*Document excerpt:*
----------------------------------------
Re: SequenceFile split question

2012-03-15 Thread Bejoy Ks
Hi Mohit
  If you are using a stand alone client application to do the same
definitely there is just one instance of the same running and you'd be
writing the sequence file to one hdfs block at a time. Once it reaches hdfs
block size the writing continues to next block, in the mean time the first
block is replicated. If you are doing the same job distributed as map
reduce you'd be writing to to n files at a time when n is the number of
tasks in your map reduce job.
 AFAIK the data node where the blocks have to be placed is determined
by hadoop it is not controlled by end user application. But if you are
triggering the stand alone job on a particular data node and if it has
space one replica would be stored in the same. Same applies in case of MR
tasks as well.

Regards
Bejoy.K.S

On Thu, Mar 15, 2012 at 6:17 AM, Mohit Anchlia mohitanch...@gmail.comwrote:

 I have a client program that creates sequencefile, which essentially merges
 small files into a big file. I was wondering how is sequence file splitting
 the data accross nodes. When I start the sequence file is empty. Does it
 get split when it reaches the dfs.block size? If so then does it mean that
 I am always writing to just one node at a given point in time?

 If I start a new client writing a new sequence file then is there a way to
 select a different data node?



Re: SequenceFile split question

2012-03-15 Thread Mohit Anchlia
Thanks! that helps. I am reading small xml files from external file system
and then writing to the SequenceFile. I made it stand alone client thinking
that mapreduce may not be the best way to do this type of writing. My
understanding was that map reduce is best suited for processing data within
HDFS. Is map reduce also one of the options I should consider?

On Thu, Mar 15, 2012 at 2:15 AM, Bejoy Ks bejoy.had...@gmail.com wrote:

 Hi Mohit
  If you are using a stand alone client application to do the same
 definitely there is just one instance of the same running and you'd be
 writing the sequence file to one hdfs block at a time. Once it reaches hdfs
 block size the writing continues to next block, in the mean time the first
 block is replicated. If you are doing the same job distributed as map
 reduce you'd be writing to to n files at a time when n is the number of
 tasks in your map reduce job.
----------------------------------------
*What you should do:* Reproduce word for word everything in the thread on SequenceFile splitting from "If I start a" down to "I should consider?". The material that comes next has no connection to the thread on SequenceFile splitting.

Records drawn from a data collection
----------------------------------------
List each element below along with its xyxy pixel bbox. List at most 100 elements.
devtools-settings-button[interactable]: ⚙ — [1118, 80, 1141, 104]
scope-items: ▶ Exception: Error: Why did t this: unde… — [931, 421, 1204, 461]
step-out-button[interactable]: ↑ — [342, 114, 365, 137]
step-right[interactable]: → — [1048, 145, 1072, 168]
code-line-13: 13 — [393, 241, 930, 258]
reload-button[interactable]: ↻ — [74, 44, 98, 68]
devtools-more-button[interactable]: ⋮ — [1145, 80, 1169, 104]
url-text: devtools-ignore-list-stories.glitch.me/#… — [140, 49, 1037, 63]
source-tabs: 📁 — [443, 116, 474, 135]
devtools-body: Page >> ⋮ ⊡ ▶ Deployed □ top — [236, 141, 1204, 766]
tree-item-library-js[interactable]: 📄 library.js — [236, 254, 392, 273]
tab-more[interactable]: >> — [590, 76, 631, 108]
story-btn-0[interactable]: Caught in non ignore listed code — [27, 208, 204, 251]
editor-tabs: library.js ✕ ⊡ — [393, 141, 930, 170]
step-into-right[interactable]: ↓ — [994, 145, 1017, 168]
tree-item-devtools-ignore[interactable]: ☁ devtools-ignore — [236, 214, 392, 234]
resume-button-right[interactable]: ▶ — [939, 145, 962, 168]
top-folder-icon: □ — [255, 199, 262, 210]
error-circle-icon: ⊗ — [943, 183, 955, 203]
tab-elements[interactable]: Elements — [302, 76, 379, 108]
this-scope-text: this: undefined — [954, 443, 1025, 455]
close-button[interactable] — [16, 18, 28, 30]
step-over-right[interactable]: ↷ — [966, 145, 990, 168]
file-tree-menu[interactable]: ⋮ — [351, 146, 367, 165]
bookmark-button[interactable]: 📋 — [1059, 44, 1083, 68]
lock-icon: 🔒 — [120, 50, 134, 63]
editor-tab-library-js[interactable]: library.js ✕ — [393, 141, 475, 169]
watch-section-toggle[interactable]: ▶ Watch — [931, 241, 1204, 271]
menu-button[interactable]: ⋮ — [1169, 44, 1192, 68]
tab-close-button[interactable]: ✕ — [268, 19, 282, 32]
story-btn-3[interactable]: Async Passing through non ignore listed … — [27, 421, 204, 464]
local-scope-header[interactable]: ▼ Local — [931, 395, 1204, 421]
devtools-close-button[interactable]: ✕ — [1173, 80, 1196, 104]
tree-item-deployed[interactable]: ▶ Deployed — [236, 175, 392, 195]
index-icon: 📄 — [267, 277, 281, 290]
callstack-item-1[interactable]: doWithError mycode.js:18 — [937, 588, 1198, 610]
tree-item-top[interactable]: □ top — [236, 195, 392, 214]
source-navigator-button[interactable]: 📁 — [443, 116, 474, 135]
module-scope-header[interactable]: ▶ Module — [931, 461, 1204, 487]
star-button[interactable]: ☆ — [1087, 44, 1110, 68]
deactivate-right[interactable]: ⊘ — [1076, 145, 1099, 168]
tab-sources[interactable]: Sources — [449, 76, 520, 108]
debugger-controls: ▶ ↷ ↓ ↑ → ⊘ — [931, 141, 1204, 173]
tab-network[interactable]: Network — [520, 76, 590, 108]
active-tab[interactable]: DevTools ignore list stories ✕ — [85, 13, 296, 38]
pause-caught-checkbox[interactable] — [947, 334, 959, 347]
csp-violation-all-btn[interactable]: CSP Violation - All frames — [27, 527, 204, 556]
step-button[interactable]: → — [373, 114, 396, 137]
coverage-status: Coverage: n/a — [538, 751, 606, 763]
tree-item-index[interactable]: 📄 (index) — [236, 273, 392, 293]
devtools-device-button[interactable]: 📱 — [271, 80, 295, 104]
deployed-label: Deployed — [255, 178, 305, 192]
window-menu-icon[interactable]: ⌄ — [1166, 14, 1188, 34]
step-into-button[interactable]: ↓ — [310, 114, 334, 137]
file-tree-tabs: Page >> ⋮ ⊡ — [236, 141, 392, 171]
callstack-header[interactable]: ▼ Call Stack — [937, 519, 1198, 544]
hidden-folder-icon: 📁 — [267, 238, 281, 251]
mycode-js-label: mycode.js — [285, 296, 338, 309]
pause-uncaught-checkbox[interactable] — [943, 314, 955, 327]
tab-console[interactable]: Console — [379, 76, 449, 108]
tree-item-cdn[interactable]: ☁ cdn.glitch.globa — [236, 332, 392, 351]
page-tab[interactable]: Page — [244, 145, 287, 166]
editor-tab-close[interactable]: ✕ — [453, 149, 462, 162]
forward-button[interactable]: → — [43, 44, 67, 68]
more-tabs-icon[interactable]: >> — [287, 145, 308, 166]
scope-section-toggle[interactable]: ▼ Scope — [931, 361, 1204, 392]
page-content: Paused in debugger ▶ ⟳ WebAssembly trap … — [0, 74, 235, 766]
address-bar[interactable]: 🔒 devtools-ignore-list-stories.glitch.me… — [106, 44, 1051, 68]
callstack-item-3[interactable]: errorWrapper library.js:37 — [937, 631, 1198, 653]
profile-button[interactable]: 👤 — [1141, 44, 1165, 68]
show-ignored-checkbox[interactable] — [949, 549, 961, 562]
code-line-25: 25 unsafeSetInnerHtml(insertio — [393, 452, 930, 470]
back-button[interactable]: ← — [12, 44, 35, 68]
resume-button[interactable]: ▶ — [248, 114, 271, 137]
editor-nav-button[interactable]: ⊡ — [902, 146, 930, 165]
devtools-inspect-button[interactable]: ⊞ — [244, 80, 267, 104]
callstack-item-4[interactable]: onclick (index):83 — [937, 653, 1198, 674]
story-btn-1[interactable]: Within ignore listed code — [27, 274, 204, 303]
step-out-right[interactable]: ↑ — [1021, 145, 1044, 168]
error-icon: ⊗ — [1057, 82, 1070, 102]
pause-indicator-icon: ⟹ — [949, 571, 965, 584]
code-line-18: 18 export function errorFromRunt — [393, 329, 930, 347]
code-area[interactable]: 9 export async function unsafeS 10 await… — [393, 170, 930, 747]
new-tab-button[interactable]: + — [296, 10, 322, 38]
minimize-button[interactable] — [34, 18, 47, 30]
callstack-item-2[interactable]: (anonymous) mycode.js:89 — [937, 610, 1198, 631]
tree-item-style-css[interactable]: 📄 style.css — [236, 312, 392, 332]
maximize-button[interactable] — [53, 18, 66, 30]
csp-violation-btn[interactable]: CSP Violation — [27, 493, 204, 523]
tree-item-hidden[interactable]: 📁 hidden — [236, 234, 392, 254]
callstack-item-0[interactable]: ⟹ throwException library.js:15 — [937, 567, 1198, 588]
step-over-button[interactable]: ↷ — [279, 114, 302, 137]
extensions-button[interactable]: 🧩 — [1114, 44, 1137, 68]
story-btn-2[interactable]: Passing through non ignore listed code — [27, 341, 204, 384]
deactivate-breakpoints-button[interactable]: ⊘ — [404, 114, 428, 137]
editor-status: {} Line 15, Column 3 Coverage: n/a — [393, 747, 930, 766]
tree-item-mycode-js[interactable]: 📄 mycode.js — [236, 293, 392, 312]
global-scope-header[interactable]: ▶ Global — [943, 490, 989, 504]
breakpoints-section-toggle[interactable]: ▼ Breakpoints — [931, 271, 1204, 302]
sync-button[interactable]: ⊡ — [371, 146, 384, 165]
----------------------------------------
*Correct output:*
If I start a new client writing a new sequence file then is there a way to
 select a different data node?



Re: SequenceFile split question

2012-03-15 Thread Mohit Anchlia
Thanks! that helps. I am reading small xml files from external file system
and then writing to the SequenceFile. I made it stand alone client thinking
that mapreduce may not be the best way to do this type of writing. My
understanding was that map reduce is best suited for processing data within
HDFS. Is map reduce also one of the options I should consider?